**Exercise brief:** Once the pictures are set aside, transcribe the remaining data exactly.

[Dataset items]
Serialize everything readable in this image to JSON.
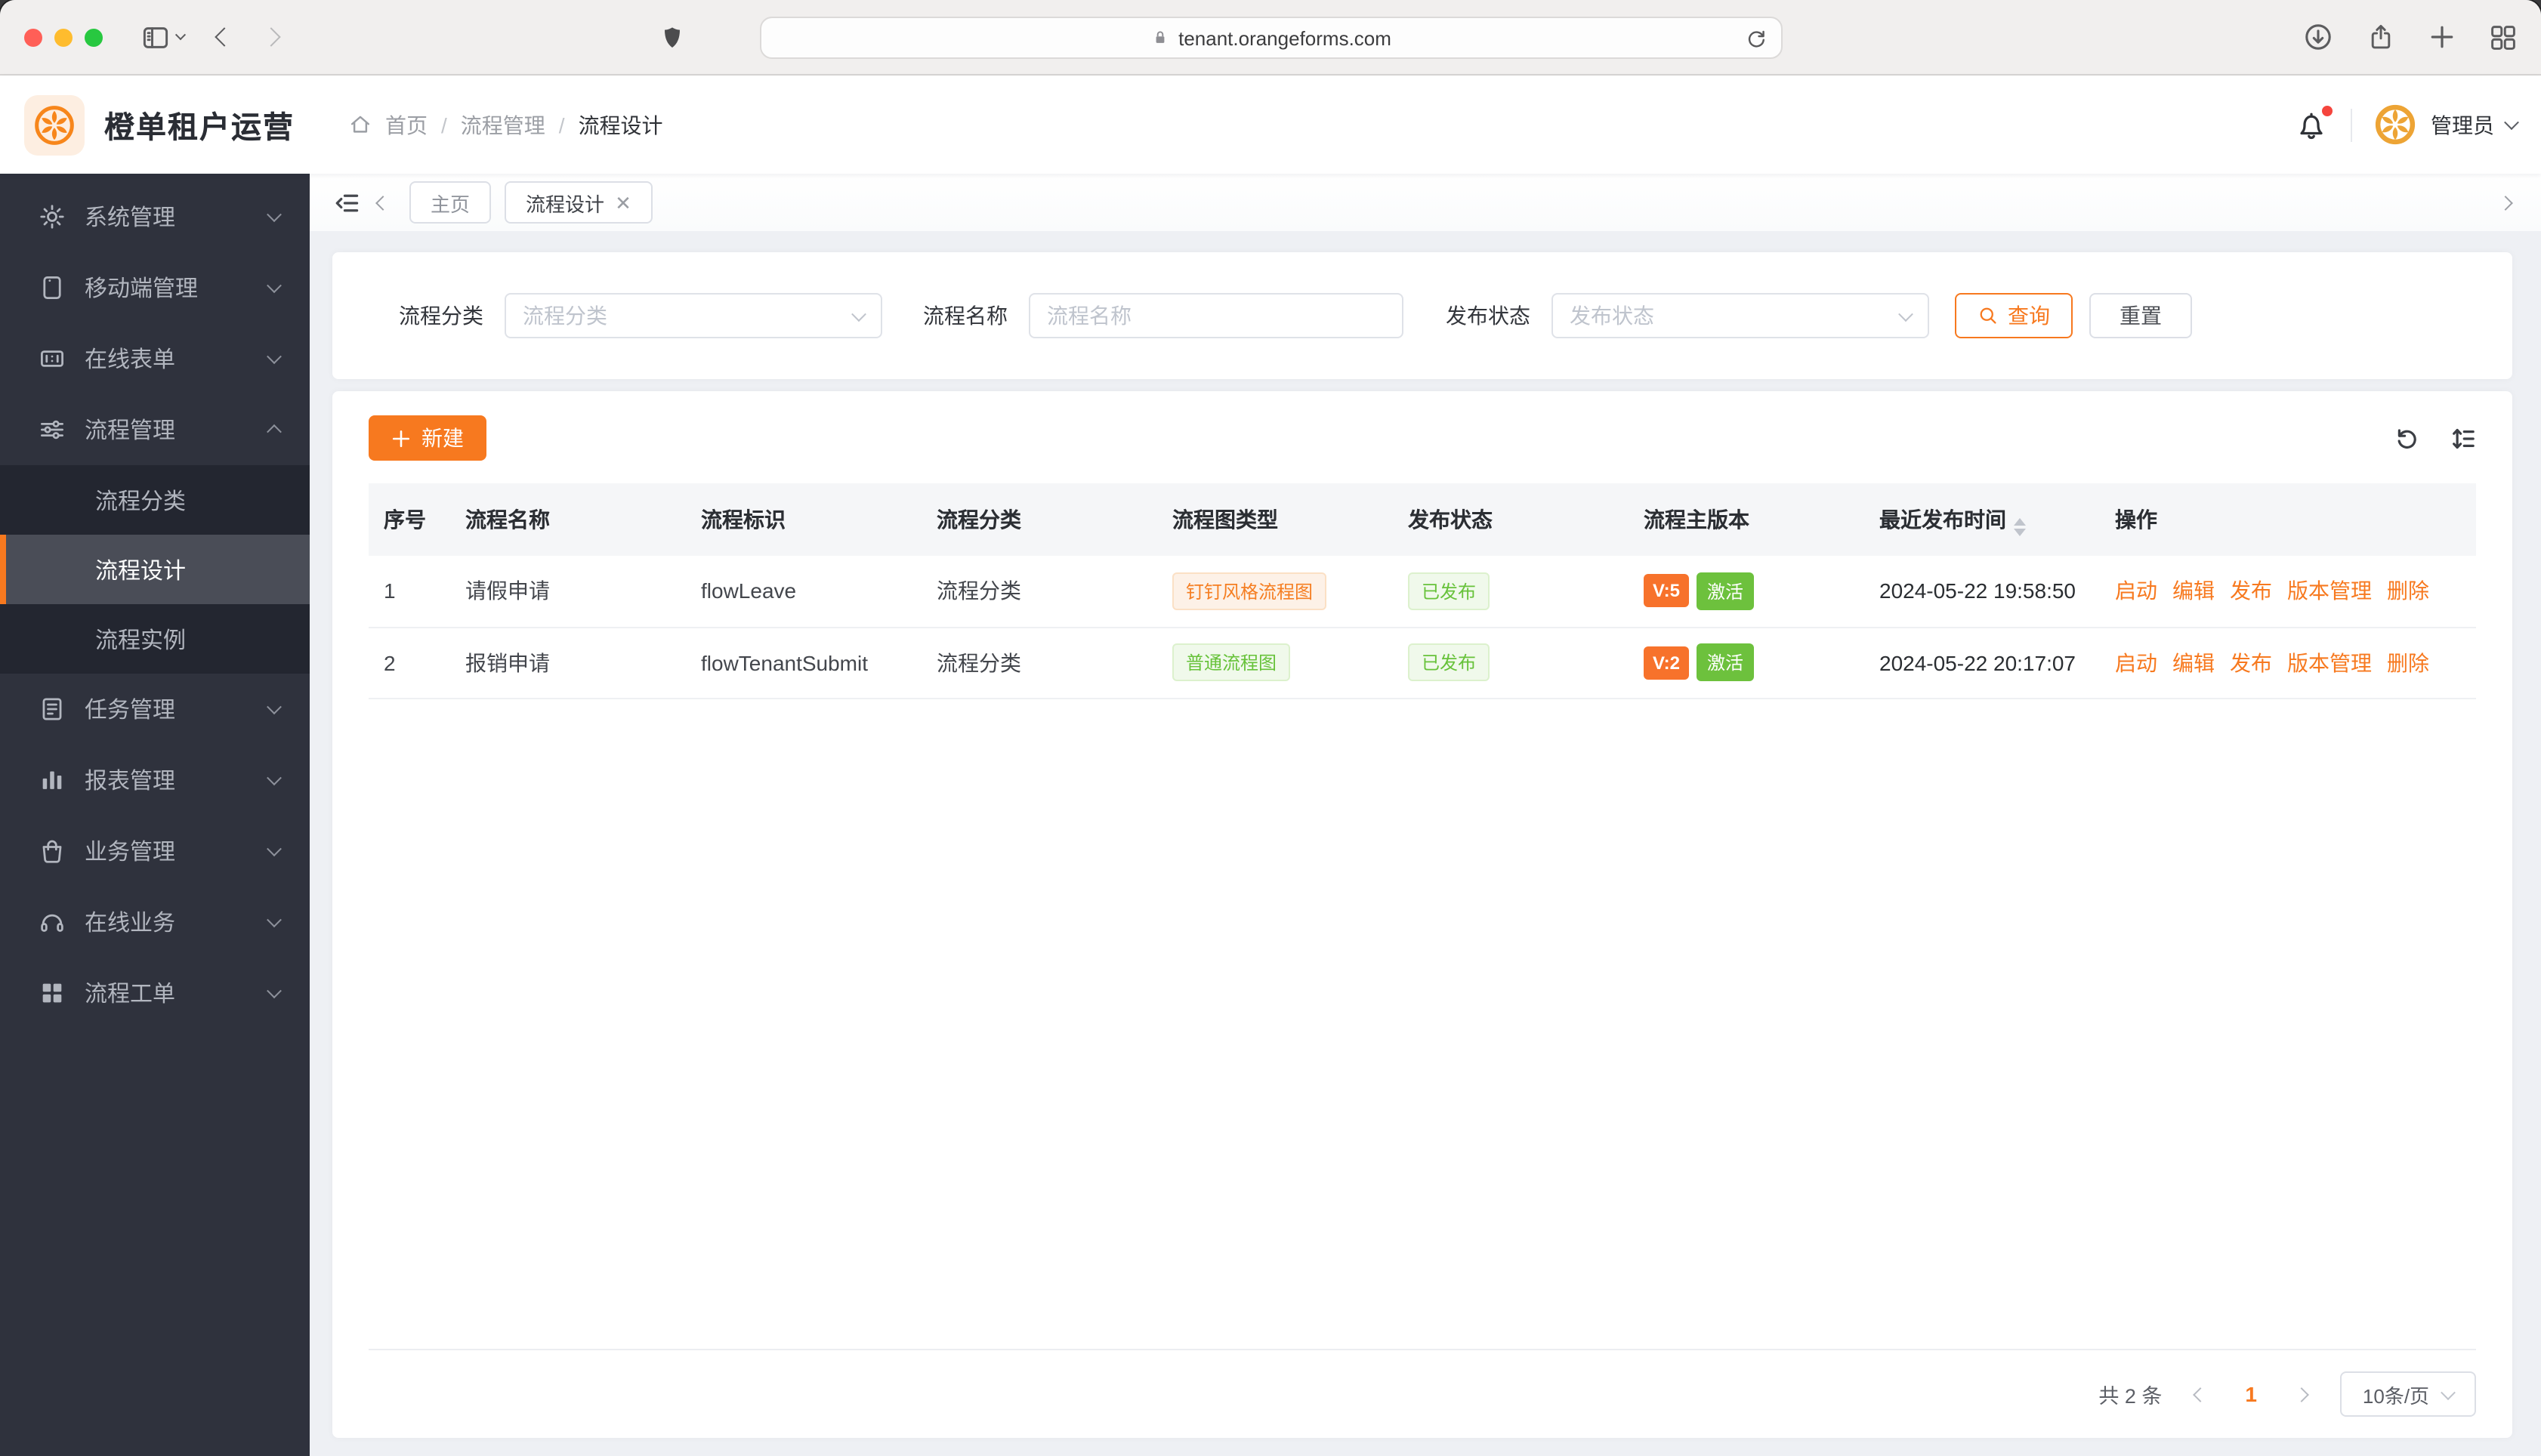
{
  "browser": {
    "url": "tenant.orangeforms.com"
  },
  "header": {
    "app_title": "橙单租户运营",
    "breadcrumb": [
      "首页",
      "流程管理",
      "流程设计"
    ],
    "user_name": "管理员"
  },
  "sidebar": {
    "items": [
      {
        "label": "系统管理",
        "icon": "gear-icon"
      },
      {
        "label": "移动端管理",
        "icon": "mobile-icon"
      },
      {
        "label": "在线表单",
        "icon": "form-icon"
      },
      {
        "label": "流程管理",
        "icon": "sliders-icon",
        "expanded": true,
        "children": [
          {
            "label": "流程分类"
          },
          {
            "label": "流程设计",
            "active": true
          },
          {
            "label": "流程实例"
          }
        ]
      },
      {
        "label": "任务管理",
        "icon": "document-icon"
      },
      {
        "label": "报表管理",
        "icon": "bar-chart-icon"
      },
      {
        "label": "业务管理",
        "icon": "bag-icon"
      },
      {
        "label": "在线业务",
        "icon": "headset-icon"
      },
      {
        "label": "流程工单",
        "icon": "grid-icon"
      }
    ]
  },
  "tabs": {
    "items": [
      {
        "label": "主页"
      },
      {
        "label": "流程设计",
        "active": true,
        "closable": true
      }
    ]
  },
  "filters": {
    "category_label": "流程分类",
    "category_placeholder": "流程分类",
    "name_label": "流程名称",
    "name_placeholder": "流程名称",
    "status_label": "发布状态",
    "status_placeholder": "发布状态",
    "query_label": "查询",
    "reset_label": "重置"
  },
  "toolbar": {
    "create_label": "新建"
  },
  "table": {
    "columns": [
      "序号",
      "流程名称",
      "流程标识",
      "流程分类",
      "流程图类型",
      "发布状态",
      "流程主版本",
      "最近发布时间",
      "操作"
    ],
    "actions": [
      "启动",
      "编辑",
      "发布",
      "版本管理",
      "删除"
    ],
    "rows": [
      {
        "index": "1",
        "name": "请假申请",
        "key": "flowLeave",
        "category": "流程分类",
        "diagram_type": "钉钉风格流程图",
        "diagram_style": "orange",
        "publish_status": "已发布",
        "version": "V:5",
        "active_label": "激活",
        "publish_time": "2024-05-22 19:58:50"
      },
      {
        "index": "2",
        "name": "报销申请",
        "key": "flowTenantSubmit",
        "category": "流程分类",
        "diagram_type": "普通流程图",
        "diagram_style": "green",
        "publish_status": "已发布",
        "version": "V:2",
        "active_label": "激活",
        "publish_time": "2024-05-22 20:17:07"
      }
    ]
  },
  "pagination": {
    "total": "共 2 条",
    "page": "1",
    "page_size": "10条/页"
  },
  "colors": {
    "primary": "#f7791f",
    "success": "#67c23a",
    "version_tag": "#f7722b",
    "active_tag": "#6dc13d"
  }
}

**Solution:**
Serialize everything readable in this image to JSON.
{
  "browser": {
    "url": "tenant.orangeforms.com"
  },
  "header": {
    "app_title": "橙单租户运营",
    "breadcrumb": [
      "首页",
      "流程管理",
      "流程设计"
    ],
    "user_name": "管理员"
  },
  "sidebar": {
    "items": [
      {
        "label": "系统管理",
        "icon": "gear-icon"
      },
      {
        "label": "移动端管理",
        "icon": "mobile-icon"
      },
      {
        "label": "在线表单",
        "icon": "form-icon"
      },
      {
        "label": "流程管理",
        "icon": "sliders-icon",
        "expanded": true,
        "children": [
          {
            "label": "流程分类"
          },
          {
            "label": "流程设计",
            "active": true
          },
          {
            "label": "流程实例"
          }
        ]
      },
      {
        "label": "任务管理",
        "icon": "document-icon"
      },
      {
        "label": "报表管理",
        "icon": "bar-chart-icon"
      },
      {
        "label": "业务管理",
        "icon": "bag-icon"
      },
      {
        "label": "在线业务",
        "icon": "headset-icon"
      },
      {
        "label": "流程工单",
        "icon": "grid-icon"
      }
    ]
  },
  "tabs": {
    "items": [
      {
        "label": "主页"
      },
      {
        "label": "流程设计",
        "active": true,
        "closable": true
      }
    ]
  },
  "filters": {
    "category_label": "流程分类",
    "category_placeholder": "流程分类",
    "name_label": "流程名称",
    "name_placeholder": "流程名称",
    "status_label": "发布状态",
    "status_placeholder": "发布状态",
    "query_label": "查询",
    "reset_label": "重置"
  },
  "toolbar": {
    "create_label": "新建"
  },
  "table": {
    "columns": [
      "序号",
      "流程名称",
      "流程标识",
      "流程分类",
      "流程图类型",
      "发布状态",
      "流程主版本",
      "最近发布时间",
      "操作"
    ],
    "actions": [
      "启动",
      "编辑",
      "发布",
      "版本管理",
      "删除"
    ],
    "rows": [
      {
        "index": "1",
        "name": "请假申请",
        "key": "flowLeave",
        "category": "流程分类",
        "diagram_type": "钉钉风格流程图",
        "diagram_style": "orange",
        "publish_status": "已发布",
        "version": "V:5",
        "active_label": "激活",
        "publish_time": "2024-05-22 19:58:50"
      },
      {
        "index": "2",
        "name": "报销申请",
        "key": "flowTenantSubmit",
        "category": "流程分类",
        "diagram_type": "普通流程图",
        "diagram_style": "green",
        "publish_status": "已发布",
        "version": "V:2",
        "active_label": "激活",
        "publish_time": "2024-05-22 20:17:07"
      }
    ]
  },
  "pagination": {
    "total": "共 2 条",
    "page": "1",
    "page_size": "10条/页"
  },
  "colors": {
    "primary": "#f7791f",
    "success": "#67c23a",
    "version_tag": "#f7722b",
    "active_tag": "#6dc13d"
  }
}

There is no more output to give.